**EXERCISE BRIEF**.
Which lines in the records below contain the word "retransmission"? Copy each one out.

########################################

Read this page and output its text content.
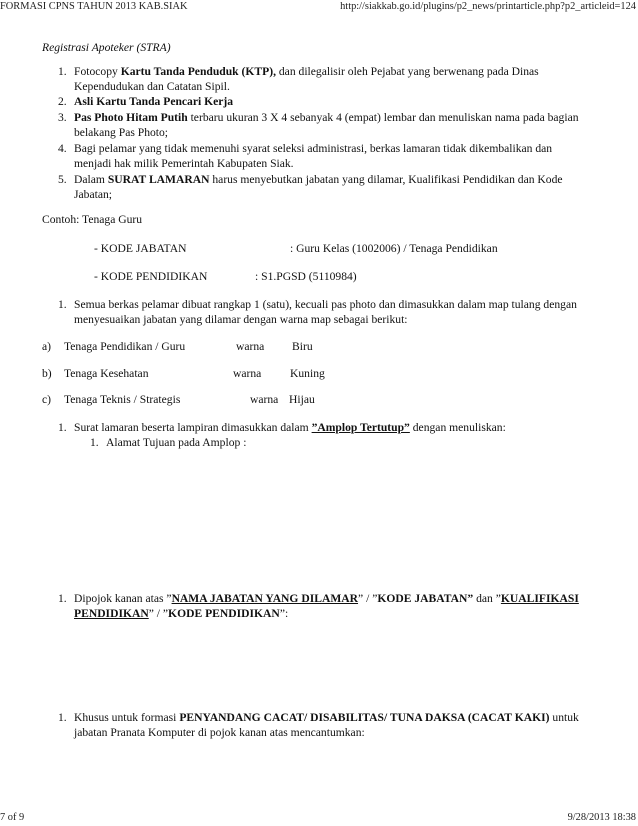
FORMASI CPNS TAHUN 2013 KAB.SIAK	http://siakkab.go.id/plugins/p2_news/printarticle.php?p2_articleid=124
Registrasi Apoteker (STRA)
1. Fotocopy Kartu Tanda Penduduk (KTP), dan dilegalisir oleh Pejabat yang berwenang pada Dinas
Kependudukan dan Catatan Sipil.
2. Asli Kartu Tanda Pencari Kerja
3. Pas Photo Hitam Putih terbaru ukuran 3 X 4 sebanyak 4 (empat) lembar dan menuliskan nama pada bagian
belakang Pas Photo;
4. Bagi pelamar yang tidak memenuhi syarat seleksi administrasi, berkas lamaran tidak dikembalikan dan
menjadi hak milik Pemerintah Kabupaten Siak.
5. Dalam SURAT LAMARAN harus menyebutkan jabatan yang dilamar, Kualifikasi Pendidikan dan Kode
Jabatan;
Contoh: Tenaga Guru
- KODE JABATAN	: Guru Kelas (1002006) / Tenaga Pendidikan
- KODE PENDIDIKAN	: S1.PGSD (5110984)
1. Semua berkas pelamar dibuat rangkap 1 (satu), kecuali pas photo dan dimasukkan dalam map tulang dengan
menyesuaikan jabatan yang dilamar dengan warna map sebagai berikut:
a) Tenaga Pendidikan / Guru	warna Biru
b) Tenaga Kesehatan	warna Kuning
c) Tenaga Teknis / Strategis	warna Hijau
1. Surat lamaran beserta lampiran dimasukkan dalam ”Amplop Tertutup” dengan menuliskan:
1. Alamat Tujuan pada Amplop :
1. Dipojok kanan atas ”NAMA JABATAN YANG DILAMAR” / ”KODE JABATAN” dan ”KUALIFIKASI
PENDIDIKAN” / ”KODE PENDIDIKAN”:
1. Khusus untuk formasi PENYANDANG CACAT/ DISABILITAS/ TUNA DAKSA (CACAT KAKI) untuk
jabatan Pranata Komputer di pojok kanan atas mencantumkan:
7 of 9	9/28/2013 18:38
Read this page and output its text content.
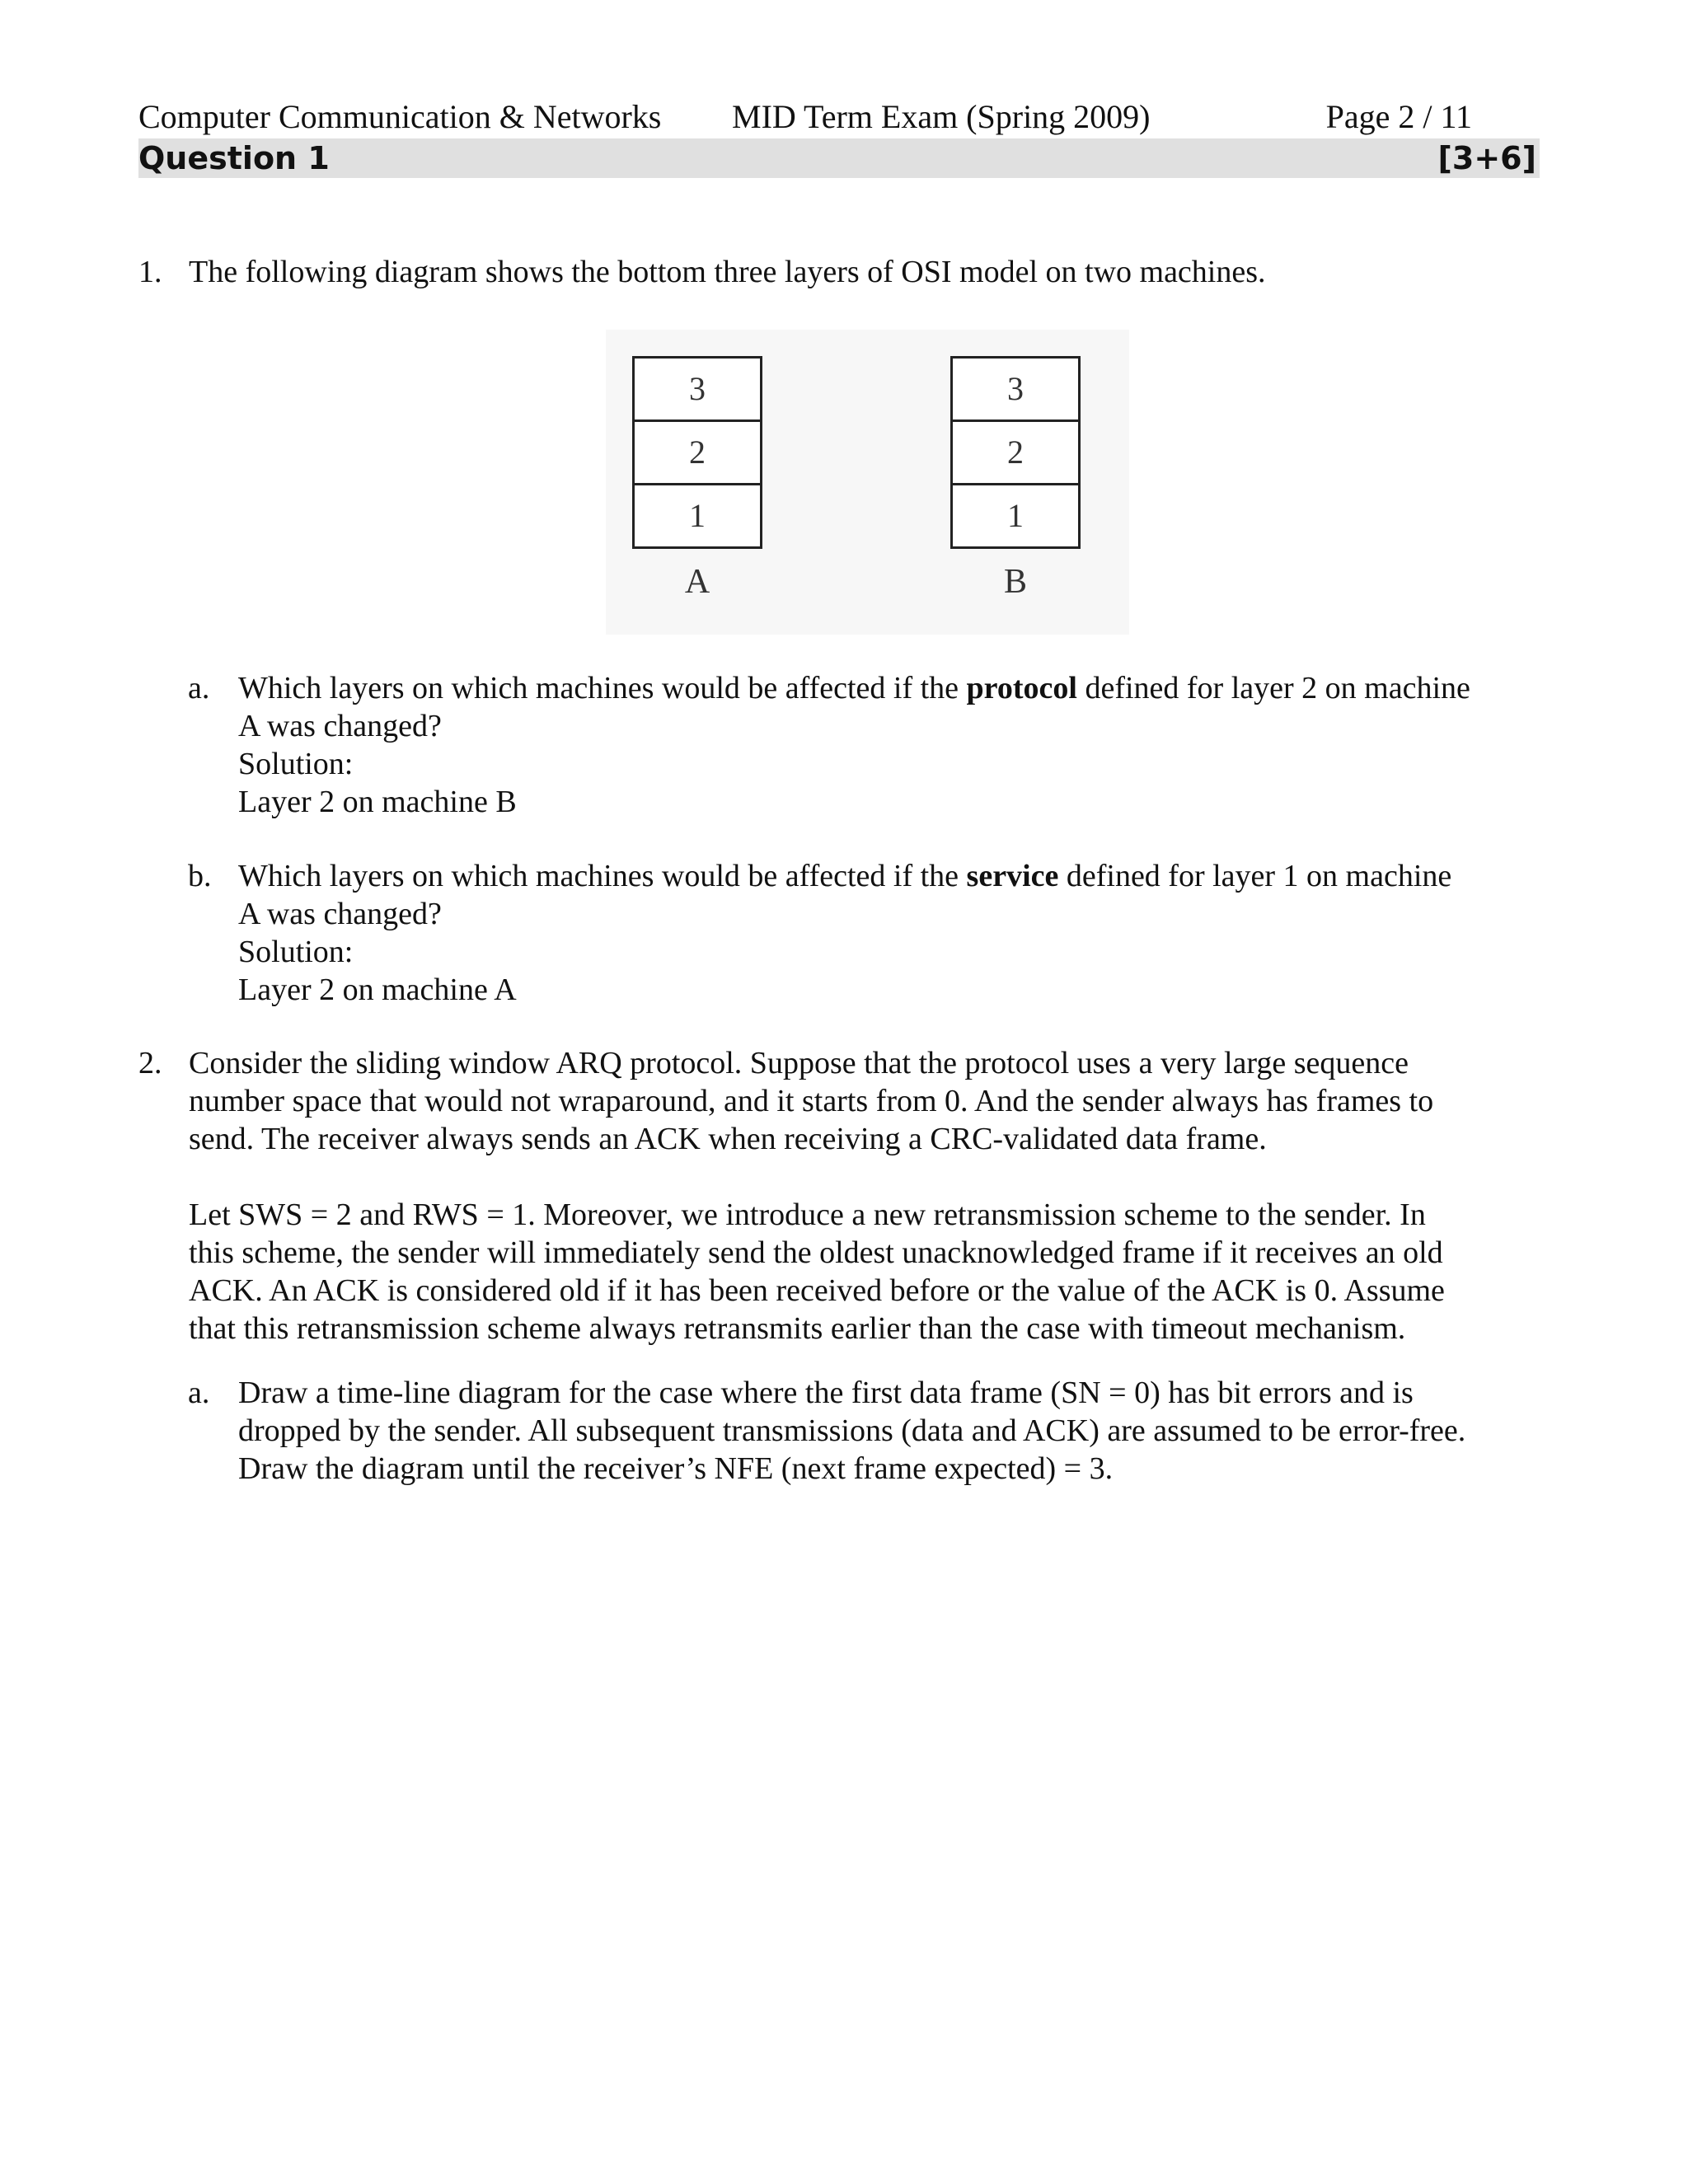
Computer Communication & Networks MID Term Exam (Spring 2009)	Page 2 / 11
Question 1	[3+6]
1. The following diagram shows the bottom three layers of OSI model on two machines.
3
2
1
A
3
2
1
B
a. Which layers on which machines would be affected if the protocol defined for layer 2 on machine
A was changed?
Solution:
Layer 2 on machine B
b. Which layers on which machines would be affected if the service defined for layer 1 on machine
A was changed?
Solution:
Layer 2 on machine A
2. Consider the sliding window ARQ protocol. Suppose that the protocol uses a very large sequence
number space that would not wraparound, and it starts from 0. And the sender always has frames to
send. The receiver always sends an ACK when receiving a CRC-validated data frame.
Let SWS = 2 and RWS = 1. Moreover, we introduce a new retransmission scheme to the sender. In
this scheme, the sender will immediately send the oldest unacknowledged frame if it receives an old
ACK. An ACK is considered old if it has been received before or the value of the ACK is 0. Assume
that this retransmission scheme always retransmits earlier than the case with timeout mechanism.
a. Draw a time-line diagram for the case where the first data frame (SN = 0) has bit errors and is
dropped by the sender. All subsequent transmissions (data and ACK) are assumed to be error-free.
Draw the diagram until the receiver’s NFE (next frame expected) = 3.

########################################

**TASK RESULT**.
Let SWS = 2 and RWS = 1. Moreover, we introduce a new retransmission scheme to the sender. In
that this retransmission scheme always retransmits earlier than the case with timeout mechanism.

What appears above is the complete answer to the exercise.